Key Highlights

  • At the end of Q2-2019, Romspen Mortgage Investment Fund (“RMIF”, “fund”) had $2.70 billion in gross mortgage receivables and investments (up 1% YTD) secured by 156 properties (98 active mortgages, 33 investments in subsidiaries and 25 properties in a US Master Mortgage LP / USMLP).
  • In H1-2019, approximately $0.38 billion in mortgages were advanced (down 27% YoY), and $0.42 billion were repaid (up 36% YoY). The fund invested an additional $0.09 billion in the USMLP in H1-2019.
  • We believe the fund’s risk profile has stayed flat relative to the 2018 year-end portfolio – a higher exposure to first mortgages (99% at the end of Q2) and lower duration were offset by higher exposure to construction loans (33%) and an increase in non-performing loans.
  • The fund had a realized loss of 0.29% of mortgages and investment in subsidiaries (net) in H1-2019, versus 0.24% in 2018 (full year).

_Extracted records_.
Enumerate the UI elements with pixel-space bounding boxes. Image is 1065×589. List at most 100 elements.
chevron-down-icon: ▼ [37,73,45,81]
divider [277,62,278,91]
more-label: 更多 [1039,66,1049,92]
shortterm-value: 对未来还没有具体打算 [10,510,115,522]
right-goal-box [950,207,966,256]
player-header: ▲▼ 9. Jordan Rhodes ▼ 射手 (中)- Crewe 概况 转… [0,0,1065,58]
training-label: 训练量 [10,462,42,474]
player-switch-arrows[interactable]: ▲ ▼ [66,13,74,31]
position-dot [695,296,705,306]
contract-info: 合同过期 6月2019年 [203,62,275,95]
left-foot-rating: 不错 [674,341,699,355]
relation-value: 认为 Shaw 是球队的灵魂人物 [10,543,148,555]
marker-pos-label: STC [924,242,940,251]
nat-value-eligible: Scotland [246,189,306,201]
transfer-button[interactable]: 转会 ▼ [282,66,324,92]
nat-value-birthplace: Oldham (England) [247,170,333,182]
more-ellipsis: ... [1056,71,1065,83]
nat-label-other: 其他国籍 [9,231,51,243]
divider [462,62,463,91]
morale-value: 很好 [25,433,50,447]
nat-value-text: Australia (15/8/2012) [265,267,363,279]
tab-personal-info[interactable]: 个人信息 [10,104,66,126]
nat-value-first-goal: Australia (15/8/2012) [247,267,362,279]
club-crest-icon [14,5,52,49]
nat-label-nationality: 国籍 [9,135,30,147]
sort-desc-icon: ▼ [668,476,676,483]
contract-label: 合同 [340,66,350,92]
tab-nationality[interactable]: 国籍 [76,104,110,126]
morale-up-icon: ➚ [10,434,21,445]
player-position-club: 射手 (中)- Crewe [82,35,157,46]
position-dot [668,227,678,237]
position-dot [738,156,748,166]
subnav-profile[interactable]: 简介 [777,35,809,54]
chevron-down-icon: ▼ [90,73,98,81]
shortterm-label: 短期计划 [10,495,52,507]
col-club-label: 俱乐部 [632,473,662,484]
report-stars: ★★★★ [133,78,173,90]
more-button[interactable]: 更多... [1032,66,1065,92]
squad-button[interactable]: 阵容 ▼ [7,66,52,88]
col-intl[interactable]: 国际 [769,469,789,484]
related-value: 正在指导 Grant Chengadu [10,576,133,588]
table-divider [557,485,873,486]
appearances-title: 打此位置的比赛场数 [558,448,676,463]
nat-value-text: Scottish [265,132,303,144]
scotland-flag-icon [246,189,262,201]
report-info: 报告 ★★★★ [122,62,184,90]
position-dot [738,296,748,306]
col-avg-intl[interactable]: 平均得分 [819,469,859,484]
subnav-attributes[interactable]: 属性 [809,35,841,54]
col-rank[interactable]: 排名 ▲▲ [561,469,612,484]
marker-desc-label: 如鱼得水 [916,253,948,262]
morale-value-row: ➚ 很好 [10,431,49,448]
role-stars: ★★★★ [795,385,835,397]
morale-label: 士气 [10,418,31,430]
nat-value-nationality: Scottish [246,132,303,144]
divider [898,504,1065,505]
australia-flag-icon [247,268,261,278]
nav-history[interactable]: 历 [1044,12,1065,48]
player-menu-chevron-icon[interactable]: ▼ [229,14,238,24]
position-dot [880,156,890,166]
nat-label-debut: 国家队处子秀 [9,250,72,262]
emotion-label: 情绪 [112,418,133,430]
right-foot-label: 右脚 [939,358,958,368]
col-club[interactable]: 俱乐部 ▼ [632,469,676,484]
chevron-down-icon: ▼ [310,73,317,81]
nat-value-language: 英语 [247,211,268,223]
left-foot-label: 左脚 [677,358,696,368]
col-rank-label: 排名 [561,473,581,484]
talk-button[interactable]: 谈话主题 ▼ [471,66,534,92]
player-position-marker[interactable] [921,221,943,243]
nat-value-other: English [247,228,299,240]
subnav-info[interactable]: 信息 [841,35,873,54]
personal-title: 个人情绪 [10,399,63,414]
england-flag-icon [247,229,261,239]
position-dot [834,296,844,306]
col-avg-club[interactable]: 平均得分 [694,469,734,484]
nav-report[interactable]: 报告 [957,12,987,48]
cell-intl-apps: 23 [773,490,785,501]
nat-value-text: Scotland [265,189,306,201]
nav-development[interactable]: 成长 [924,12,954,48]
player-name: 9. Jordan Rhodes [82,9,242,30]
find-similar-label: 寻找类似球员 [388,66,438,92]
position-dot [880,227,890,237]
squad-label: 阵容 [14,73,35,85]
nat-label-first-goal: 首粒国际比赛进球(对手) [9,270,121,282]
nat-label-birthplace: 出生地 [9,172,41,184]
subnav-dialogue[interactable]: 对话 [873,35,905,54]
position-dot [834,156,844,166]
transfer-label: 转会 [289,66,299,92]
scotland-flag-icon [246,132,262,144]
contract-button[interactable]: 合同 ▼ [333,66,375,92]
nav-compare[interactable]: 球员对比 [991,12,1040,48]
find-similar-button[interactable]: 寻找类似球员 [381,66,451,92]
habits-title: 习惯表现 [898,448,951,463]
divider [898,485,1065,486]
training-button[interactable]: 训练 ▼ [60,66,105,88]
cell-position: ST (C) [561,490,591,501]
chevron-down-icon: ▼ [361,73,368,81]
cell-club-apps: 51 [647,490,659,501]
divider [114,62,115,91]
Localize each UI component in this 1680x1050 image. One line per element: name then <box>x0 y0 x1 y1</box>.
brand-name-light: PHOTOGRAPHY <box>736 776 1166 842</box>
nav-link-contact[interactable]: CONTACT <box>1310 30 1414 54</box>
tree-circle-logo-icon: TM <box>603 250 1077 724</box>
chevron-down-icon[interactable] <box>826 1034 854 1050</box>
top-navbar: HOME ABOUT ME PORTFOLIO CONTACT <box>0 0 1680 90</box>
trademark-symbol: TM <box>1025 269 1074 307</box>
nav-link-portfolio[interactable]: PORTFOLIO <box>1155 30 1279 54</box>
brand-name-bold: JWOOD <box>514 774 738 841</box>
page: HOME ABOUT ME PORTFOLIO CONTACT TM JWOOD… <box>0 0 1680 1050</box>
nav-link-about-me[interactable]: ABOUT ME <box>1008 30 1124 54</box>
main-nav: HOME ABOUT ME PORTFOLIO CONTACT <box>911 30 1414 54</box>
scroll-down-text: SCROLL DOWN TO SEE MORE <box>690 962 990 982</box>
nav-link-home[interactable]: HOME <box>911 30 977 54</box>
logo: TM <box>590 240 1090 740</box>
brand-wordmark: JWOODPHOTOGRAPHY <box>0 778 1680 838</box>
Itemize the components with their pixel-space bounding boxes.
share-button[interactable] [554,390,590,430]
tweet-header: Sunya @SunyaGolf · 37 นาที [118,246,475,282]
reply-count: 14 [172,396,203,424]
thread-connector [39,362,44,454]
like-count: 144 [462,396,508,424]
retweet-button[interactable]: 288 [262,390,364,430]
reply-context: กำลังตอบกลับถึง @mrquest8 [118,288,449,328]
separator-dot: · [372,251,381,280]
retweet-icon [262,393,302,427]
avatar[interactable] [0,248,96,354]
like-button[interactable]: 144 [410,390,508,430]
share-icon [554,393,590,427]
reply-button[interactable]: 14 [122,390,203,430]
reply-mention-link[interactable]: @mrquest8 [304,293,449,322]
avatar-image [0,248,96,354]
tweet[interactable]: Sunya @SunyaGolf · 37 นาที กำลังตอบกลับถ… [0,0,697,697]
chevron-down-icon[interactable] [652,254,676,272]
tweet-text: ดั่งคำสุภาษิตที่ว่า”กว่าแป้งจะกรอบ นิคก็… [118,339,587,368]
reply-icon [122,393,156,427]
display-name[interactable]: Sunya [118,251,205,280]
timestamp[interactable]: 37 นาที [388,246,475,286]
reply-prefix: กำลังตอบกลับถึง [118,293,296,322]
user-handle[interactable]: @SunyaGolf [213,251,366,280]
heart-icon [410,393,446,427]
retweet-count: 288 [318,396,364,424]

_Required action A_. From the Romspen fund highlights, reproduce the text starting at "Key Highlights" and ending at "LP / USMLP).".
_Required action B_.
Answer these questions from the Romspen fund highlights:
(i) How many active mortgages were among the properties securing the fund at the end of Q2-2019?
(ii) How much more did the fund put into the USMLP in H1-2019?
(iii) What was the fund's realized loss for the full year 2018?
_Required action C_. Continue the Romspen fund highlights from where they stop.

_Answer area A_.
Key Highlights

  • At the end of Q2-2019, Romspen Mortgage Investment Fund (“RMIF”, “fund”) had $2.70 billion in gross mortgage receivables and investments (up 1% YTD) secured by 156 properties (98 active mortgages, 33 investments in subsidiaries and 25 properties in a US Master Mortgage LP / USMLP).

_Answer area B_.
(i) 98
(ii) $0.09 billion
(iii) 0.24% of mortgages and investment in subsidiaries (net)

_Answer area C_.
  • The portfolio’s exposure to mortgages in the U.S. (47%) and B.C. (19%) increased, with a corresponding decline in Ontario (“ON” / 21%).
  • The Net Asset Value (“NAV”) was $9.91 per unit at the end of H1-2019, versus $9.96 at the end of 2018, reflecting a 0.5% decrease due to a $15 million loss in FOREX.
  • Investors’ received 7.5% in H1-2019, versus the 2018 full-year’s 7.5%. The annual return for investors has averaged 8.5% since 2006. We expect returns to stay at approximately 7.5% in 2020.